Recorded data
===

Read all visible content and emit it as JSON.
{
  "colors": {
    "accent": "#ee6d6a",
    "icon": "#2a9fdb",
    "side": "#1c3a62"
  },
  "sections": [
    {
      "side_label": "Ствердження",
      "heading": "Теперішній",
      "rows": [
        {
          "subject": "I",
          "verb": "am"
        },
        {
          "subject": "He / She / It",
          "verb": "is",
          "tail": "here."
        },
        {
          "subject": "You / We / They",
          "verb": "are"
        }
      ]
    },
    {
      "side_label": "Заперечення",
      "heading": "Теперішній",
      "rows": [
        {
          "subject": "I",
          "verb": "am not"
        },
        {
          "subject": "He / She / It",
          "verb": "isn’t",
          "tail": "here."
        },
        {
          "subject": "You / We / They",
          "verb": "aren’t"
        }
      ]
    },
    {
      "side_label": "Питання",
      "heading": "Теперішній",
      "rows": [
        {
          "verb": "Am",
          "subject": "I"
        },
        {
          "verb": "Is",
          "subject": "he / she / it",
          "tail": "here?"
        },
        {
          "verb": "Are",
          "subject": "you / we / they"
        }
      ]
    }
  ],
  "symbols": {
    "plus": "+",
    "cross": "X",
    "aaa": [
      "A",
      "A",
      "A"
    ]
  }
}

===

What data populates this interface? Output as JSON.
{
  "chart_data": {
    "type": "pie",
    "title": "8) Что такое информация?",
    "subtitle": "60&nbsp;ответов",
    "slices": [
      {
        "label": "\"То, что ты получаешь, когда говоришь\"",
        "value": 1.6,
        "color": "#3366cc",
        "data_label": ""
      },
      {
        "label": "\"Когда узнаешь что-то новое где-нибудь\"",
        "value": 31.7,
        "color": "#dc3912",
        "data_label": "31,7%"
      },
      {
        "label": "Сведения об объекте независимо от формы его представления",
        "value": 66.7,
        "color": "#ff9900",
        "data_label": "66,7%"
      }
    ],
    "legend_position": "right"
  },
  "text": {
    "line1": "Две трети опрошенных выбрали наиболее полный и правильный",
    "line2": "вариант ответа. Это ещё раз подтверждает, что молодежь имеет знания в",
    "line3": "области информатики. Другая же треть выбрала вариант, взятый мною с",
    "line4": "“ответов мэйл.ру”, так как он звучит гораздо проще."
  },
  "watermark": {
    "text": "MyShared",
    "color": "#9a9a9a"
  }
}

===

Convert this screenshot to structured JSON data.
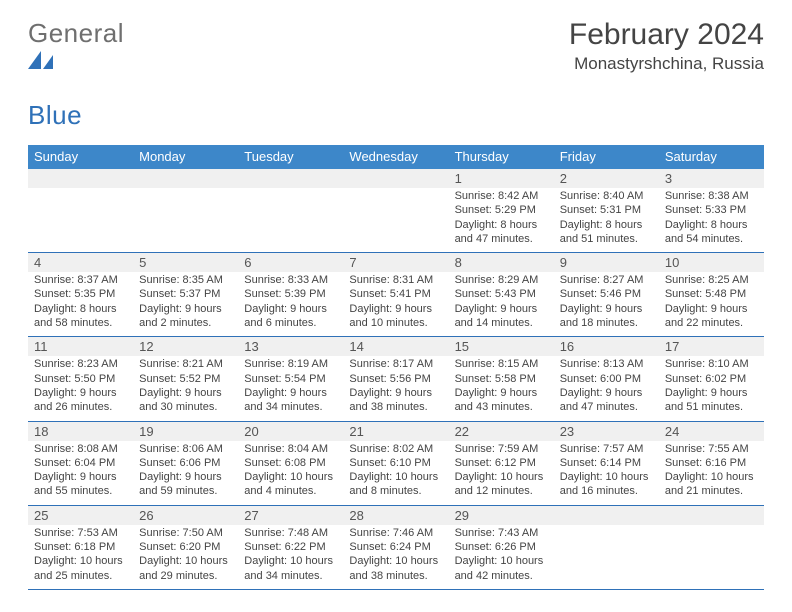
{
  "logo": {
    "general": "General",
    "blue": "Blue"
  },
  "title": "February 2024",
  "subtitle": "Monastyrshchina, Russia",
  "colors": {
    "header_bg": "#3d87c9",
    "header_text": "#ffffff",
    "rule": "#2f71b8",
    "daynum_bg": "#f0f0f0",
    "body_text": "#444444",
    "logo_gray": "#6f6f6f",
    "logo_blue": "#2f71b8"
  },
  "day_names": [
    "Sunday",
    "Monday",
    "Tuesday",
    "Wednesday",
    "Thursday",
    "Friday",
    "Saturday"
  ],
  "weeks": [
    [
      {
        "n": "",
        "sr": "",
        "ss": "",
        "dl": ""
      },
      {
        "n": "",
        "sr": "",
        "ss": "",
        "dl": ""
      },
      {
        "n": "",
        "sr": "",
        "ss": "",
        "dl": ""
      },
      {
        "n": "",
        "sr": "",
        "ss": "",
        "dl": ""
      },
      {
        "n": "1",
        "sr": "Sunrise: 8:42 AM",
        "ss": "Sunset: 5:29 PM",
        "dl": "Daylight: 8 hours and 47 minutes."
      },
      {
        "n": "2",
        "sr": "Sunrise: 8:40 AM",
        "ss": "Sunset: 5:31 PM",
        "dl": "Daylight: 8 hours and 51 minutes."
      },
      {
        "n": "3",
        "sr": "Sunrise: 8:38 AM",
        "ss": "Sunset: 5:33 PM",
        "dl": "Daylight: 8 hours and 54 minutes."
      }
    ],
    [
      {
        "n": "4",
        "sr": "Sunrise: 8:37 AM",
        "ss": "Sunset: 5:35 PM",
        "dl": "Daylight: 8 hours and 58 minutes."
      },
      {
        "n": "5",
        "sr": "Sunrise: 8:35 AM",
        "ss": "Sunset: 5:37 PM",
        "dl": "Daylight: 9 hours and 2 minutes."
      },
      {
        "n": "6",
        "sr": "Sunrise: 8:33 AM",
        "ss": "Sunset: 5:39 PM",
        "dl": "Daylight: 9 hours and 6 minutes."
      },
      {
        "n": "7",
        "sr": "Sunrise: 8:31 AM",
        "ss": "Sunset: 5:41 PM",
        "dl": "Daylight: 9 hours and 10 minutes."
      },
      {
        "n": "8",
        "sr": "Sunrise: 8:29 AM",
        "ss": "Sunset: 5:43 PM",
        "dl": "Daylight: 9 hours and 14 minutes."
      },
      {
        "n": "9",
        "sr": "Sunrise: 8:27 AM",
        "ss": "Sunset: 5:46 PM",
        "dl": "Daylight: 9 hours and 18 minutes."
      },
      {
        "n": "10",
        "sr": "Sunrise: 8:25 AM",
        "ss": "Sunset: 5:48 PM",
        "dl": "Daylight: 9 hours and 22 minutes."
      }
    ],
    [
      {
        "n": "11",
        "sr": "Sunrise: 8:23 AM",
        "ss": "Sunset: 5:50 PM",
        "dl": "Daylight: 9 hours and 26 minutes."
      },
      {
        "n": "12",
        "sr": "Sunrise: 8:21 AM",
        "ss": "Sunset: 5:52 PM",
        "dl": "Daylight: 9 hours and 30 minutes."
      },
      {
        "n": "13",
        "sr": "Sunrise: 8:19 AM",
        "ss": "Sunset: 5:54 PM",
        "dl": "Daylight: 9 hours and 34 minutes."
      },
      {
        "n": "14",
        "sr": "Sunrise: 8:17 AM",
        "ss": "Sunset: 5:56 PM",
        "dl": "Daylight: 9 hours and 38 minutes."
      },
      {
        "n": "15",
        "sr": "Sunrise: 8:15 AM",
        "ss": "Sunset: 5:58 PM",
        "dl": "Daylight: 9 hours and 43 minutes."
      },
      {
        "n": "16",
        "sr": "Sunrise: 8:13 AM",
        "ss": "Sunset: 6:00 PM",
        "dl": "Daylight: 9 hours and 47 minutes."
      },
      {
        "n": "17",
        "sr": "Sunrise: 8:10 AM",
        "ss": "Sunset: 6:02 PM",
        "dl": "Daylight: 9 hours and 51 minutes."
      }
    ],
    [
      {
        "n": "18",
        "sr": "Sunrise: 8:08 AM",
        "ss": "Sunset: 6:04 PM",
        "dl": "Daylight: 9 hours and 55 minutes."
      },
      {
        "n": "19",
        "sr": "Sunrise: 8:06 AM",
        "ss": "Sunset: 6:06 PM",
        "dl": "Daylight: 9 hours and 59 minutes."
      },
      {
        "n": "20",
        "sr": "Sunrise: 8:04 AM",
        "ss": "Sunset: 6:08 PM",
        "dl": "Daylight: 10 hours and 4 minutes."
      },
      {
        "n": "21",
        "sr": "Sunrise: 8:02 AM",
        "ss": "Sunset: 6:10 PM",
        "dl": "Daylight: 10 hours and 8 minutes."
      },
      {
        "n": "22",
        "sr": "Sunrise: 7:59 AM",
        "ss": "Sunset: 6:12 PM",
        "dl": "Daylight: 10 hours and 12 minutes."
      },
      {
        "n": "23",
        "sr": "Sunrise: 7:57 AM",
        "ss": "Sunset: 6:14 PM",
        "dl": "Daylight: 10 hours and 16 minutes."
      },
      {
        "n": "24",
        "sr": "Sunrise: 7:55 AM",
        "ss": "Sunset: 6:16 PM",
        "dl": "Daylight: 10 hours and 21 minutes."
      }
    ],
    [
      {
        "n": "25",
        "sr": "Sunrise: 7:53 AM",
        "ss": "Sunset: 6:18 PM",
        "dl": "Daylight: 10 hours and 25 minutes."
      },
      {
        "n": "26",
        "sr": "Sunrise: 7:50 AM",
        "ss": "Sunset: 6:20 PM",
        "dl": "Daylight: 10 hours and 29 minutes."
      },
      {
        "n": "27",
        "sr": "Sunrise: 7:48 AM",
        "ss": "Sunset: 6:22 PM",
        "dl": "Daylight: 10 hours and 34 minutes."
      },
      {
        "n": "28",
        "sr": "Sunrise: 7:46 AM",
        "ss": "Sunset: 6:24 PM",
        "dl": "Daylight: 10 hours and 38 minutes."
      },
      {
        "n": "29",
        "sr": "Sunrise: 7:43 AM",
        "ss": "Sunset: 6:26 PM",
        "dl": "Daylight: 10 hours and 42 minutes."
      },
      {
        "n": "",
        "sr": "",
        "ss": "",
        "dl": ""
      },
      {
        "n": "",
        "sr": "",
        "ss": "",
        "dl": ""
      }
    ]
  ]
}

===

- Required work
Search the data above for lines holding "вариант" and copy each of them.

- Complete answer
    "line2": "вариант ответа. Это ещё раз подтверждает, что молодежь имеет знания в",
    "line3": "области информатики. Другая же треть выбрала вариант, взятый мною с",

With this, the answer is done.